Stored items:

------

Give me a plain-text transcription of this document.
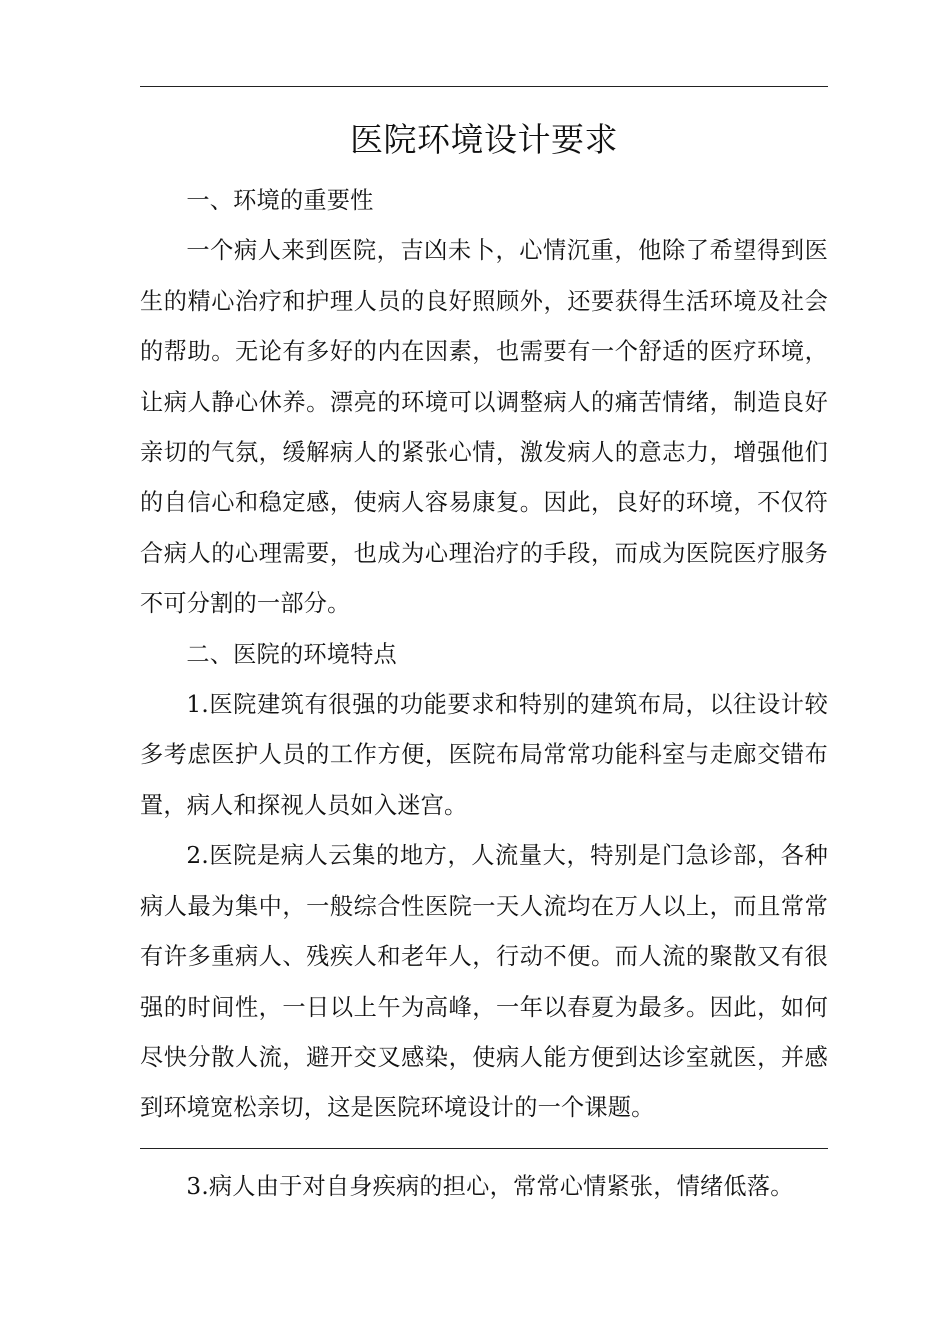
医院环境设计要求

一、环境的重要性

一个病人来到医院，吉凶未卜，心情沉重，他除了希望得到医生的精心治疗和护理人员的良好照顾外，还要获得生活环境及社会的帮助。无论有多好的内在因素，也需要有一个舒适的医疗环境，让病人静心休养。漂亮的环境可以调整病人的痛苦情绪，制造良好亲切的气氛，缓解病人的紧张心情，激发病人的意志力，增强他们的自信心和稳定感，使病人容易康复。因此，良好的环境，不仅符合病人的心理需要，也成为心理治疗的手段，而成为医院医疗服务不可分割的一部分。

二、医院的环境特点

1.医院建筑有很强的功能要求和特别的建筑布局，以往设计较多考虑医护人员的工作方便，医院布局常常功能科室与走廊交错布置，病人和探视人员如入迷宫。

2.医院是病人云集的地方，人流量大，特别是门急诊部，各种病人最为集中，一般综合性医院一天人流均在万人以上，而且常常有许多重病人、残疾人和老年人，行动不便。而人流的聚散又有很强的时间性，一日以上午为高峰，一年以春夏为最多。因此，如何尽快分散人流，避开交叉感染，使病人能方便到达诊室就医，并感到环境宽松亲切，这是医院环境设计的一个课题。

3.病人由于对自身疾病的担心，常常心情紧张，情绪低落。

------

Reproduce each entry verbatim, excluding any embedded images.

Answer to this exercise:
Give me a plain-text transcription of this document.
医院环境设计要求

一、环境的重要性

一个病人来到医院，吉凶未卜，心情沉重，他除了希望得到医生的精心治疗和护理人员的良好照顾外，还要获得生活环境及社会的帮助。无论有多好的内在因素，也需要有一个舒适的医疗环境，让病人静心休养。漂亮的环境可以调整病人的痛苦情绪，制造良好亲切的气氛，缓解病人的紧张心情，激发病人的意志力，增强他们的自信心和稳定感，使病人容易康复。因此，良好的环境，不仅符合病人的心理需要，也成为心理治疗的手段，而成为医院医疗服务不可分割的一部分。

二、医院的环境特点

1.医院建筑有很强的功能要求和特别的建筑布局，以往设计较多考虑医护人员的工作方便，医院布局常常功能科室与走廊交错布置，病人和探视人员如入迷宫。

2.医院是病人云集的地方，人流量大，特别是门急诊部，各种病人最为集中，一般综合性医院一天人流均在万人以上，而且常常有许多重病人、残疾人和老年人，行动不便。而人流的聚散又有很强的时间性，一日以上午为高峰，一年以春夏为最多。因此，如何尽快分散人流，避开交叉感染，使病人能方便到达诊室就医，并感到环境宽松亲切，这是医院环境设计的一个课题。

3.病人由于对自身疾病的担心，常常心情紧张，情绪低落。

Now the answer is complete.